*To do*
Search the data below for "proprio"; list each line that holds it.

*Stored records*
——————————
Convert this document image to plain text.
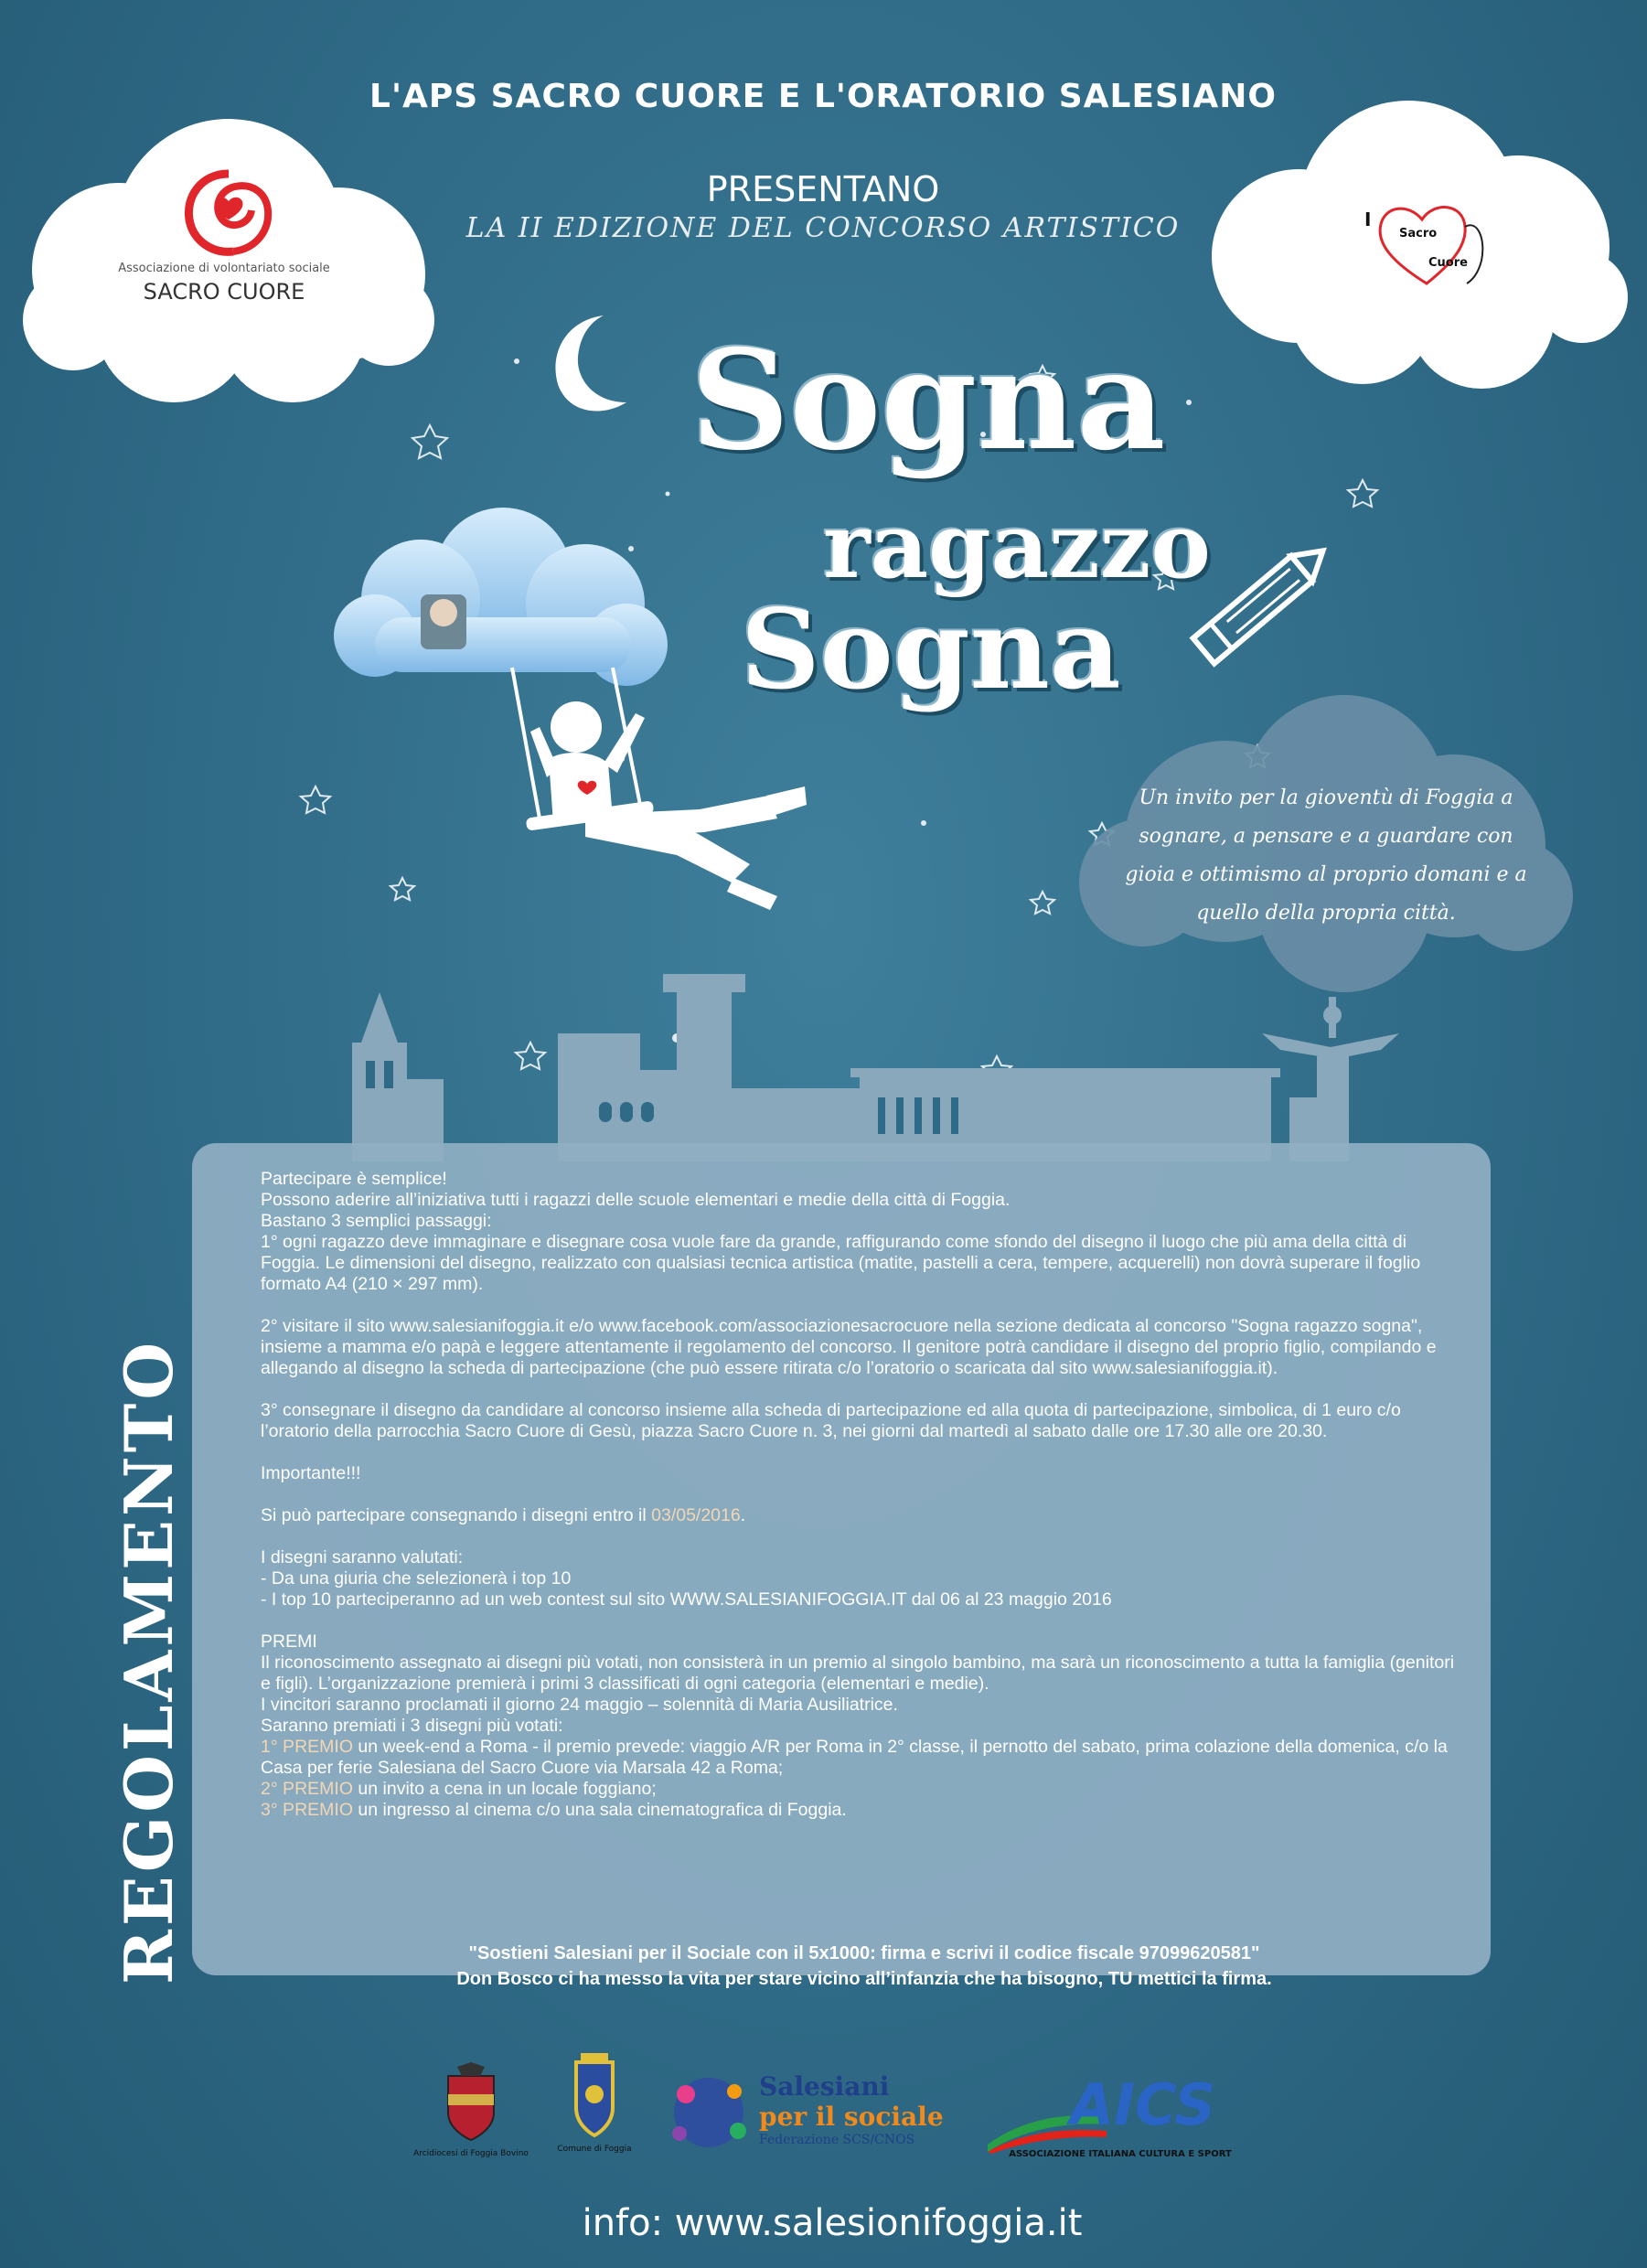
Associazione di volontariato sociale
SACRO CUORE
I
Sacro
Cuore
L'APS SACRO CUORE E L'ORATORIO SALESIANO
PRESENTANO
LA II EDIZIONE DEL CONCORSO ARTISTICO
Sogna
ragazzo
Sogna
Un invito per la gioventù di Foggia a sognare, a pensare e a guardare con gioia e ottimismo al proprio domani e a quello della propria città.
REGOLAMENTO

Partecipare è semplice!

Possono aderire all’iniziativa tutti i ragazzi delle scuole elementari e medie della città di Foggia.

Bastano 3 semplici passaggi:

1° ogni ragazzo deve immaginare e disegnare cosa vuole fare da grande, raffigurando come sfondo del disegno il luogo che più ama della città di Foggia. Le dimensioni del disegno, realizzato con qualsiasi tecnica artistica (matite, pastelli a cera, tempere, acquerelli) non dovrà superare il foglio formato A4 (210 × 297 mm).

2° visitare il sito www.salesianifoggia.it e/o www.facebook.com/associazionesacrocuore nella sezione dedicata al concorso "Sogna ragazzo sogna", insieme a mamma e/o papà e leggere attentamente il regolamento del concorso. Il genitore potrà candidare il disegno del proprio figlio, compilando e allegando al disegno la scheda di partecipazione (che può essere ritirata c/o l’oratorio o scaricata dal sito www.salesianifoggia.it).

3° consegnare il disegno da candidare al concorso insieme alla scheda di partecipazione ed alla quota di partecipazione, simbolica, di 1 euro c/o l’oratorio della parrocchia Sacro Cuore di Gesù, piazza Sacro Cuore n. 3, nei giorni dal martedì al sabato dalle ore 17.30 alle ore 20.30.

Importante!!!

Si può partecipare consegnando i disegni entro il 03/05/2016.

I disegni saranno valutati:

- Da una giuria che selezionerà i top 10

- I top 10 parteciperanno ad un web contest sul sito WWW.SALESIANIFOGGIA.IT dal 06 al 23 maggio 2016

PREMI

Il riconoscimento assegnato ai disegni più votati, non consisterà in un premio al singolo bambino, ma sarà un riconoscimento a tutta la famiglia (genitori e figli). L’organizzazione premierà i primi 3 classificati di ogni categoria (elementari e medie).

I vincitori saranno proclamati il giorno 24 maggio – solennità di Maria Ausiliatrice.

Saranno premiati i 3 disegni più votati:

1° PREMIO un week-end a Roma - il premio prevede: viaggio A/R per Roma in 2° classe, il pernotto del sabato, prima colazione della domenica, c/o la Casa per ferie Salesiana del Sacro Cuore via Marsala 42 a Roma;

2° PREMIO un invito a cena in un locale foggiano;

3° PREMIO un ingresso al cinema c/o una sala cinematografica di Foggia.

"Sostieni Salesiani per il Sociale con il 5x1000: firma e scrivi il codice fiscale 97099620581"

Don Bosco ci ha messo la vita per stare vicino all’infanzia che ha bisogno, TU mettici la firma.

Arcidiocesi di Foggia Bovino	Comune di Foggia
Salesiani
per il sociale
Federazione SCS/CNOS
AICS
ASSOCIAZIONE ITALIANA CULTURA E SPORT
info: www.salesionifoggia.it
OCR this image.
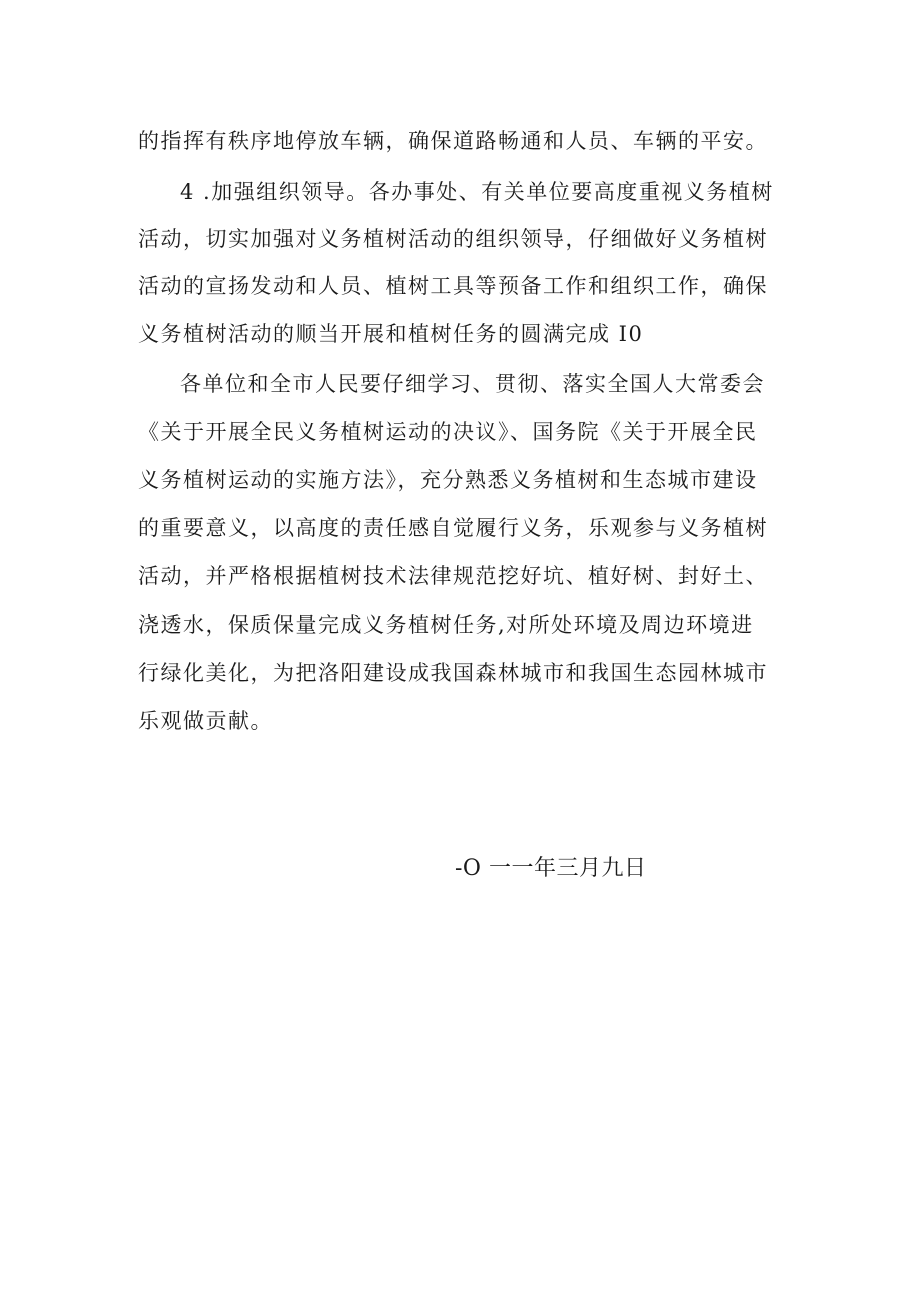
的指挥有秩序地停放车辆，确保道路畅通和人员、车辆的平安。
4 .加强组织领导。各办事处、有关单位要高度重视义务植树
活动，切实加强对义务植树活动的组织领导，仔细做好义务植树
活动的宣扬发动和人员、植树工具等预备工作和组织工作，确保
义务植树活动的顺当开展和植树任务的圆满完成 I0
各单位和全市人民要仔细学习、贯彻、落实全国人大常委会
《关于开展全民义务植树运动的决议》、国务院《关于开展全民
义务植树运动的实施方法》，充分熟悉义务植树和生态城市建设
的重要意义，以高度的责任感自觉履行义务，乐观参与义务植树
活动，并严格根据植树技术法律规范挖好坑、植好树、封好土、
浇透水，保质保量完成义务植树任务,对所处环境及周边环境进
行绿化美化，为把洛阳建设成我国森林城市和我国生态园林城市
乐观做贡献。
-O 一一年三月九日
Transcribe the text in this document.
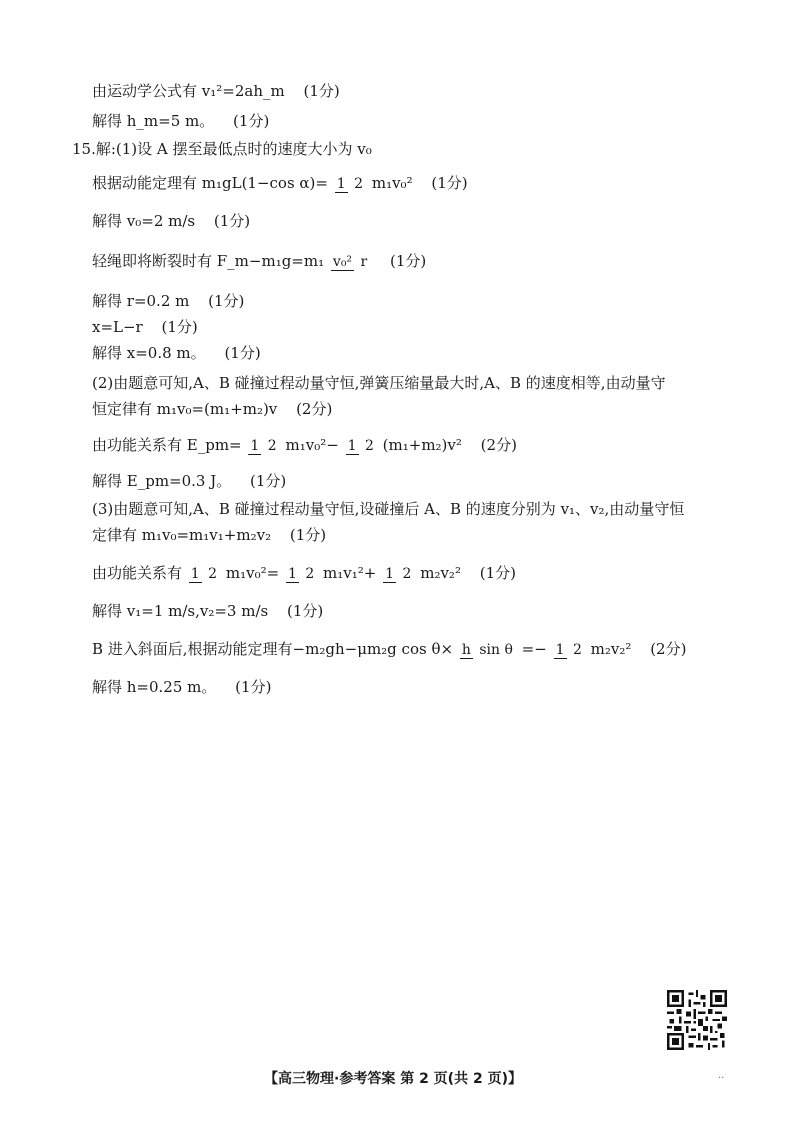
由运动学公式有 v₁²=2ah_m (1分)
解得 h_m=5 m。 (1分)
15.解:(1)设 A 摆至最低点时的速度大小为 v₀
根据动能定理有 m₁gL(1−cos α)= 1 2 m₁v₀² (1分)
解得 v₀=2 m/s (1分)
轻绳即将断裂时有 F_m−m₁g=m₁ v₀² r (1分)
解得 r=0.2 m (1分)
x=L−r (1分)
解得 x=0.8 m。 (1分)
(2)由题意可知,A、B 碰撞过程动量守恒,弹簧压缩量最大时,A、B 的速度相等,由动量守
恒定律有 m₁v₀=(m₁+m₂)v (2分)
由功能关系有 E_pm= 1 2 m₁v₀²− 1 2 (m₁+m₂)v² (2分)
解得 E_pm=0.3 J。 (1分)
(3)由题意可知,A、B 碰撞过程动量守恒,设碰撞后 A、B 的速度分别为 v₁、v₂,由动量守恒
定律有 m₁v₀=m₁v₁+m₂v₂ (1分)
由功能关系有 1 2 m₁v₀²= 1 2 m₁v₁²+ 1 2 m₂v₂² (1分)
解得 v₁=1 m/s,v₂=3 m/s (1分)
B 进入斜面后,根据动能定理有−m₂gh−μm₂g cos θ× h sin θ =− 1 2 m₂v₂² (2分)
解得 h=0.25 m。 (1分)
【高三物理·参考答案 第 2 页(共 2 页)】	..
——————————
*The answer*
Un invito per la gioventù di Foggia a sognare, a pensare e a guardare con gioia e ottimismo al proprio domani e a quello della propria città.
2° visitare il sito www.salesianifoggia.it e/o www.facebook.com/associazionesacrocuore nella sezione dedicata al concorso "Sogna ragazzo sogna", insieme a mamma e/o papà e leggere attentamente il regolamento del concorso. Il genitore potrà candidare il disegno del proprio figlio, compilando e allegando al disegno la scheda di partecipazione (che può essere ritirata c/o l’oratorio o scaricata dal sito www.salesianifoggia.it).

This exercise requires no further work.